Collected data
---+---
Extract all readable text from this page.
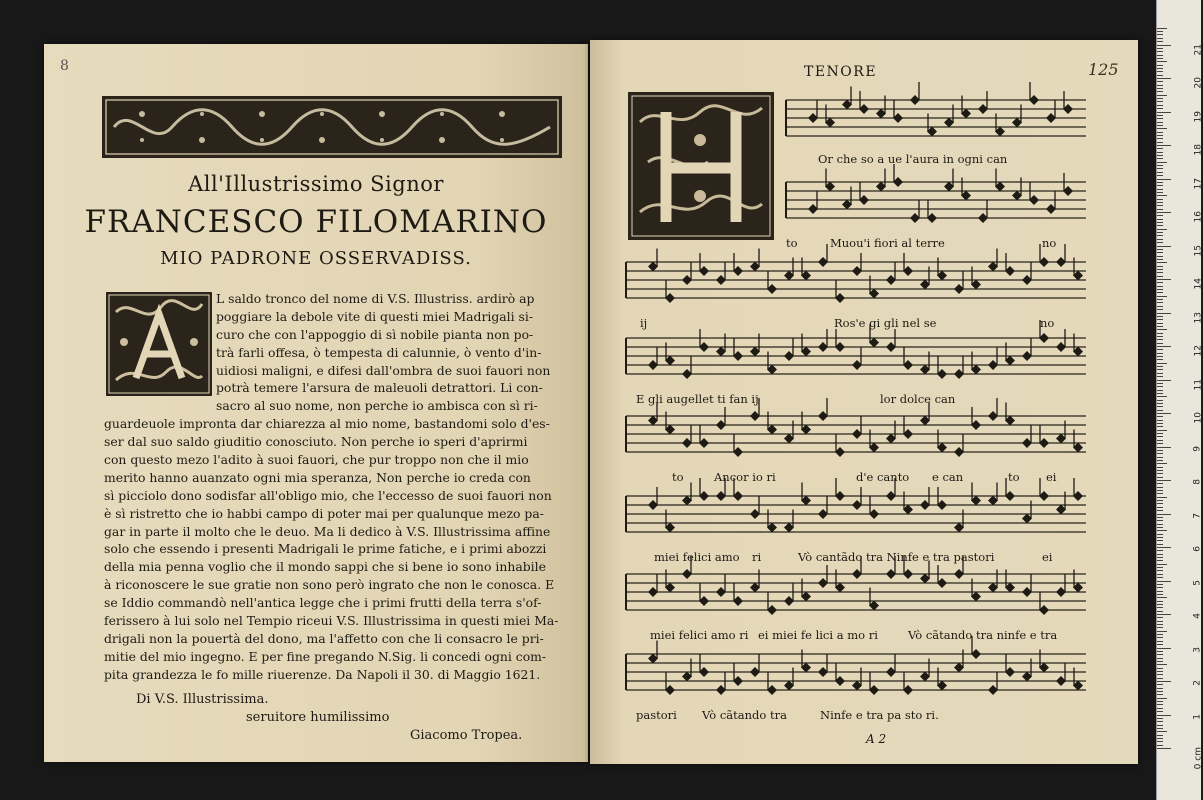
8
All'Illustrissimo Signor
FRANCESCO FILOMARINO
MIO PADRONE OSSERVADISS.
L saldo tronco del nome di V.S. Illustriss. ardirò ap
poggiare la debole vite di questi miei Madrigali si-
curo che con l'appoggio di sì nobile pianta non po-
trà farli offesa, ò tempesta di calunnie, ò vento d'in-
uidiosi maligni, e difesi dall'ombra de suoi fauori non
potrà temere l'arsura de maleuoli detrattori. Li con-
sacro al suo nome, non perche io ambisca con sì ri-
guardeuole impronta dar chiarezza al mio nome, bastandomi solo d'es-
ser dal suo saldo giuditio conosciuto. Non perche io speri d'aprirmi
con questo mezo l'adito à suoi fauori, che pur troppo non che il mio
merito hanno auanzato ogni mia speranza, Non perche io creda con
sì picciolo dono sodisfar all'obligo mio, che l'eccesso de suoi fauori non
è sì ristretto che io habbi campo di poter mai per qualunque mezo pa-
gar in parte il molto che le deuo. Ma li dedico à V.S. Illustrissima affine
solo che essendo i presenti Madrigali le prime fatiche, e i primi abozzi
della mia penna voglio che il mondo sappi che si bene io sono inhabile
à riconoscere le sue gratie non sono però ingrato che non le conosca. E
se Iddio commandò nell'antica legge che i primi frutti della terra s'of-
ferissero à lui solo nel Tempio riceui V.S. Illustrissima in questi miei Ma-
drigali non la pouertà del dono, ma l'affetto con che li consacro le pri-
mitie del mio ingegno. E per fine pregando N.Sig. li concedi ogni com-
pita grandezza le fo mille riuerenze. Da Napoli il 30. di Maggio 1621.
Di V.S. Illustrissima.
seruitore humilissimo
Giacomo Tropea.
TENORE	125
Or che so a ue l'aura in ogni can
to	Muou'i fiori al terre	no
ij	Ros'e gi gli nel se	no
E gli augellet ti fan ij	lor dolce can
to	Ancor io ri	d'e canto e can	to ei
miei felici amo ri	Vò cantãdo tra Ninfe e tra pastori	ei
miei felici amo ri ei miei fe lici a mo ri	Vò cãtando tra ninfe e tra
pastori Vò cãtando tra	Ninfe e tra pa sto ri.
A 2
0 cm
1
2
3
4
5
6
7
8
9
10
11
12
13
14
15
16
17
18
19
20
21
---+---
**What you will do**
Reproduce the entries exactly. Do not carry over any picture.

**Answer to the exercise**
Extract all readable text from this page.
8
All'Illustrissimo Signor
FRANCESCO FILOMARINO
MIO PADRONE OSSERVADISS.
L saldo tronco del nome di V.S. Illustriss. ardirò ap
poggiare la debole vite di questi miei Madrigali si-
curo che con l'appoggio di sì nobile pianta non po-
trà farli offesa, ò tempesta di calunnie, ò vento d'in-
uidiosi maligni, e difesi dall'ombra de suoi fauori non
potrà temere l'arsura de maleuoli detrattori. Li con-
sacro al suo nome, non perche io ambisca con sì ri-
guardeuole impronta dar chiarezza al mio nome, bastandomi solo d'es-
ser dal suo saldo giuditio conosciuto. Non perche io speri d'aprirmi
con questo mezo l'adito à suoi fauori, che pur troppo non che il mio
merito hanno auanzato ogni mia speranza, Non perche io creda con
sì picciolo dono sodisfar all'obligo mio, che l'eccesso de suoi fauori non
è sì ristretto che io habbi campo di poter mai per qualunque mezo pa-
gar in parte il molto che le deuo. Ma li dedico à V.S. Illustrissima affine
solo che essendo i presenti Madrigali le prime fatiche, e i primi abozzi
della mia penna voglio che il mondo sappi che si bene io sono inhabile
à riconoscere le sue gratie non sono però ingrato che non le conosca. E
se Iddio commandò nell'antica legge che i primi frutti della terra s'of-
ferissero à lui solo nel Tempio riceui V.S. Illustrissima in questi miei Ma-
drigali non la pouertà del dono, ma l'affetto con che li consacro le pri-
mitie del mio ingegno. E per fine pregando N.Sig. li concedi ogni com-
pita grandezza le fo mille riuerenze. Da Napoli il 30. di Maggio 1621.
Di V.S. Illustrissima.
seruitore humilissimo
Giacomo Tropea.
TENORE	125
Or che so a ue l'aura in ogni can
to	Muou'i fiori al terre	no
ij	Ros'e gi gli nel se	no
E gli augellet ti fan ij	lor dolce can
to	Ancor io ri	d'e canto e can	to ei
miei felici amo ri	Vò cantãdo tra Ninfe e tra pastori	ei
miei felici amo ri ei miei fe lici a mo ri	Vò cãtando tra ninfe e tra
pastori Vò cãtando tra	Ninfe e tra pa sto ri.
A 2
0 cm
1
2
3
4
5
6
7
8
9
10
11
12
13
14
15
16
17
18
19
20
21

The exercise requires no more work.